## WRITTEN PROBLEM
Extract every line below, verbatim.

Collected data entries

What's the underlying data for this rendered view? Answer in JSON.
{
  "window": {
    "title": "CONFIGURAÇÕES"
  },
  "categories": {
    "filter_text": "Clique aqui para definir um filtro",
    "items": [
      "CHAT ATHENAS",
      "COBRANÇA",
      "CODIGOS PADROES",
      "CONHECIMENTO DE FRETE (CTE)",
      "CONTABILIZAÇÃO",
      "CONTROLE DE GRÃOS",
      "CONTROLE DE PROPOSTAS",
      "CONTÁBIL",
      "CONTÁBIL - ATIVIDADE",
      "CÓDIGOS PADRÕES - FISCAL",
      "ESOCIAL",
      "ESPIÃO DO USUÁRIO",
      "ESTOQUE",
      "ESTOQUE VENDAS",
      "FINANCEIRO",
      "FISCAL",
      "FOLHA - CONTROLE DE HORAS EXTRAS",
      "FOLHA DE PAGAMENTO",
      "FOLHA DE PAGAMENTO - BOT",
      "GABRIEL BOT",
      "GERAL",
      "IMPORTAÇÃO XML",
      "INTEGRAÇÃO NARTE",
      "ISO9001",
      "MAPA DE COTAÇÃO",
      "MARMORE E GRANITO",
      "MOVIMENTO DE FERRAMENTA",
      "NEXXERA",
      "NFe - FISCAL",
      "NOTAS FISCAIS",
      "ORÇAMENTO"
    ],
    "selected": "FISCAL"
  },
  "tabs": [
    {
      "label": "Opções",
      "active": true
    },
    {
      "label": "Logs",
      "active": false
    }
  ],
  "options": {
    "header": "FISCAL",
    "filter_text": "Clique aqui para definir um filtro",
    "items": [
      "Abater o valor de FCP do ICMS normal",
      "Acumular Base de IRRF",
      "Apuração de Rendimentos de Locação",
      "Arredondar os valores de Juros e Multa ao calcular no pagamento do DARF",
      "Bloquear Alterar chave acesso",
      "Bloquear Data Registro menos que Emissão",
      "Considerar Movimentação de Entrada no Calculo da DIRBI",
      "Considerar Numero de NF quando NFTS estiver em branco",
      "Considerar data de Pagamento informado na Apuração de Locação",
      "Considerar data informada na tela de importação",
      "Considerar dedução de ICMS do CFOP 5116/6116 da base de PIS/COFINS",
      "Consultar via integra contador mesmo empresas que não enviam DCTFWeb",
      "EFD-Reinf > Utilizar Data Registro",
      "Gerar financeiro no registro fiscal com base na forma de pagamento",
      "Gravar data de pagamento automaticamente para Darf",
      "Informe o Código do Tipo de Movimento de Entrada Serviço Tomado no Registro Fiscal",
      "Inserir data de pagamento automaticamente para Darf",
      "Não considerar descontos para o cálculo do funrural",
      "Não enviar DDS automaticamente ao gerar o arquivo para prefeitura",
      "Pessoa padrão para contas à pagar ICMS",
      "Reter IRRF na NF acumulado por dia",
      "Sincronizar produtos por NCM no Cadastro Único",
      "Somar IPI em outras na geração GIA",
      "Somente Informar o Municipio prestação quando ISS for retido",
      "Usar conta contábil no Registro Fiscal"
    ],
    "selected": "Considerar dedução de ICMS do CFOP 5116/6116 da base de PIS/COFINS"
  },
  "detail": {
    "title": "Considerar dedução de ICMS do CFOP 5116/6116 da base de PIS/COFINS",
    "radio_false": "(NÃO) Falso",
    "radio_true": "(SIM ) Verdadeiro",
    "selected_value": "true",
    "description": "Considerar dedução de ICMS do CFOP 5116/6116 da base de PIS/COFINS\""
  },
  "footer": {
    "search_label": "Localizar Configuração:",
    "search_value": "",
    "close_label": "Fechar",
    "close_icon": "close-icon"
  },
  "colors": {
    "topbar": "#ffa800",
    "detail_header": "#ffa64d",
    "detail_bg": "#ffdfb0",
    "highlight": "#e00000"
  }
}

## COMPLETE RESPONSE
What's the underlying data for this rendered view? Answer in JSON.
{
  "window": {
    "title": "CONFIGURAÇÕES"
  },
  "categories": {
    "filter_text": "Clique aqui para definir um filtro",
    "items": [
      "CHAT ATHENAS",
      "COBRANÇA",
      "CODIGOS PADROES",
      "CONHECIMENTO DE FRETE (CTE)",
      "CONTABILIZAÇÃO",
      "CONTROLE DE GRÃOS",
      "CONTROLE DE PROPOSTAS",
      "CONTÁBIL",
      "CONTÁBIL - ATIVIDADE",
      "CÓDIGOS PADRÕES - FISCAL",
      "ESOCIAL",
      "ESPIÃO DO USUÁRIO",
      "ESTOQUE",
      "ESTOQUE VENDAS",
      "FINANCEIRO",
      "FISCAL",
      "FOLHA - CONTROLE DE HORAS EXTRAS",
      "FOLHA DE PAGAMENTO",
      "FOLHA DE PAGAMENTO - BOT",
      "GABRIEL BOT",
      "GERAL",
      "IMPORTAÇÃO XML",
      "INTEGRAÇÃO NARTE",
      "ISO9001",
      "MAPA DE COTAÇÃO",
      "MARMORE E GRANITO",
      "MOVIMENTO DE FERRAMENTA",
      "NEXXERA",
      "NFe - FISCAL",
      "NOTAS FISCAIS",
      "ORÇAMENTO"
    ],
    "selected": "FISCAL"
  },
  "tabs": [
    {
      "label": "Opções",
      "active": true
    },
    {
      "label": "Logs",
      "active": false
    }
  ],
  "options": {
    "header": "FISCAL",
    "filter_text": "Clique aqui para definir um filtro",
    "items": [
      "Abater o valor de FCP do ICMS normal",
      "Acumular Base de IRRF",
      "Apuração de Rendimentos de Locação",
      "Arredondar os valores de Juros e Multa ao calcular no pagamento do DARF",
      "Bloquear Alterar chave acesso",
      "Bloquear Data Registro menos que Emissão",
      "Considerar Movimentação de Entrada no Calculo da DIRBI",
      "Considerar Numero de NF quando NFTS estiver em branco",
      "Considerar data de Pagamento informado na Apuração de Locação",
      "Considerar data informada na tela de importação",
      "Considerar dedução de ICMS do CFOP 5116/6116 da base de PIS/COFINS",
      "Consultar via integra contador mesmo empresas que não enviam DCTFWeb",
      "EFD-Reinf > Utilizar Data Registro",
      "Gerar financeiro no registro fiscal com base na forma de pagamento",
      "Gravar data de pagamento automaticamente para Darf",
      "Informe o Código do Tipo de Movimento de Entrada Serviço Tomado no Registro Fiscal",
      "Inserir data de pagamento automaticamente para Darf",
      "Não considerar descontos para o cálculo do funrural",
      "Não enviar DDS automaticamente ao gerar o arquivo para prefeitura",
      "Pessoa padrão para contas à pagar ICMS",
      "Reter IRRF na NF acumulado por dia",
      "Sincronizar produtos por NCM no Cadastro Único",
      "Somar IPI em outras na geração GIA",
      "Somente Informar o Municipio prestação quando ISS for retido",
      "Usar conta contábil no Registro Fiscal"
    ],
    "selected": "Considerar dedução de ICMS do CFOP 5116/6116 da base de PIS/COFINS"
  },
  "detail": {
    "title": "Considerar dedução de ICMS do CFOP 5116/6116 da base de PIS/COFINS",
    "radio_false": "(NÃO) Falso",
    "radio_true": "(SIM ) Verdadeiro",
    "selected_value": "true",
    "description": "Considerar dedução de ICMS do CFOP 5116/6116 da base de PIS/COFINS\""
  },
  "footer": {
    "search_label": "Localizar Configuração:",
    "search_value": "",
    "close_label": "Fechar",
    "close_icon": "close-icon"
  },
  "colors": {
    "topbar": "#ffa800",
    "detail_header": "#ffa64d",
    "detail_bg": "#ffdfb0",
    "highlight": "#e00000"
  }
}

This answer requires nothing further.